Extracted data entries
(begin)
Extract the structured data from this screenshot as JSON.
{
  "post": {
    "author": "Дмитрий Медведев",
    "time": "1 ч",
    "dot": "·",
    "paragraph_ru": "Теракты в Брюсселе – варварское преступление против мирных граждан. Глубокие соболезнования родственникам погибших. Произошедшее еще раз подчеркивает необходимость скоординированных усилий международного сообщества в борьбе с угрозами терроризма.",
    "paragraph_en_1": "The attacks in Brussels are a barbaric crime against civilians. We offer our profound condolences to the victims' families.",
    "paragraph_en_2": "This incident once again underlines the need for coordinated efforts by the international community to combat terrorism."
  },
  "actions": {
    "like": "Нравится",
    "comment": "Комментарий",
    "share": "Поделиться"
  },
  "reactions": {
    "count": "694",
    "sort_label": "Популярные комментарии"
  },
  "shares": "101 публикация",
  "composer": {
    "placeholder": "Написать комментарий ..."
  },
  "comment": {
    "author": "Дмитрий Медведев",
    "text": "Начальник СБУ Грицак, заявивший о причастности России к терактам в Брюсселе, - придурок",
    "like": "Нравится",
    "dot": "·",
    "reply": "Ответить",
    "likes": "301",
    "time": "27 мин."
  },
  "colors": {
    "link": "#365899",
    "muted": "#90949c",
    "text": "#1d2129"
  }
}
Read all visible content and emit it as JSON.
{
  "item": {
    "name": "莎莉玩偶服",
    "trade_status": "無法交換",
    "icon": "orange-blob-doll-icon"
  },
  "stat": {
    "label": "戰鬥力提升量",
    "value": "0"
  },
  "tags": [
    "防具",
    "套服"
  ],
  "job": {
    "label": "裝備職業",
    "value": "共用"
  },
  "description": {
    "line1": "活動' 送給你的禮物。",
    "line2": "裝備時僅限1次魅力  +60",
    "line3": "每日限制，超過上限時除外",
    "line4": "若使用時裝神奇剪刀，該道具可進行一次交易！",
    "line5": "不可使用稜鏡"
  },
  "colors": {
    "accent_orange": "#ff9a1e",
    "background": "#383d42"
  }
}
(end)
Write out every line from the records above, word for word.

Extract the structured data from this screenshot as JSON.
{
  "post": {
    "author": "Дмитрий Медведев",
    "time": "1 ч",
    "dot": "·",
    "paragraph_ru": "Теракты в Брюсселе – варварское преступление против мирных граждан. Глубокие соболезнования родственникам погибших. Произошедшее еще раз подчеркивает необходимость скоординированных усилий международного сообщества в борьбе с угрозами терроризма.",
    "paragraph_en_1": "The attacks in Brussels are a barbaric crime against civilians. We offer our profound condolences to the victims' families.",
    "paragraph_en_2": "This incident once again underlines the need for coordinated efforts by the international community to combat terrorism."
  },
  "actions": {
    "like": "Нравится",
    "comment": "Комментарий",
    "share": "Поделиться"
  },
  "reactions": {
    "count": "694",
    "sort_label": "Популярные комментарии"
  },
  "shares": "101 публикация",
  "composer": {
    "placeholder": "Написать комментарий ..."
  },
  "comment": {
    "author": "Дмитрий Медведев",
    "text": "Начальник СБУ Грицак, заявивший о причастности России к терактам в Брюсселе, - придурок",
    "like": "Нравится",
    "dot": "·",
    "reply": "Ответить",
    "likes": "301",
    "time": "27 мин."
  },
  "colors": {
    "link": "#365899",
    "muted": "#90949c",
    "text": "#1d2129"
  }
}
Read all visible content and emit it as JSON.
{
  "item": {
    "name": "莎莉玩偶服",
    "trade_status": "無法交換",
    "icon": "orange-blob-doll-icon"
  },
  "stat": {
    "label": "戰鬥力提升量",
    "value": "0"
  },
  "tags": [
    "防具",
    "套服"
  ],
  "job": {
    "label": "裝備職業",
    "value": "共用"
  },
  "description": {
    "line1": "活動' 送給你的禮物。",
    "line2": "裝備時僅限1次魅力  +60",
    "line3": "每日限制，超過上限時除外",
    "line4": "若使用時裝神奇剪刀，該道具可進行一次交易！",
    "line5": "不可使用稜鏡"
  },
  "colors": {
    "accent_orange": "#ff9a1e",
    "background": "#383d42"
  }
}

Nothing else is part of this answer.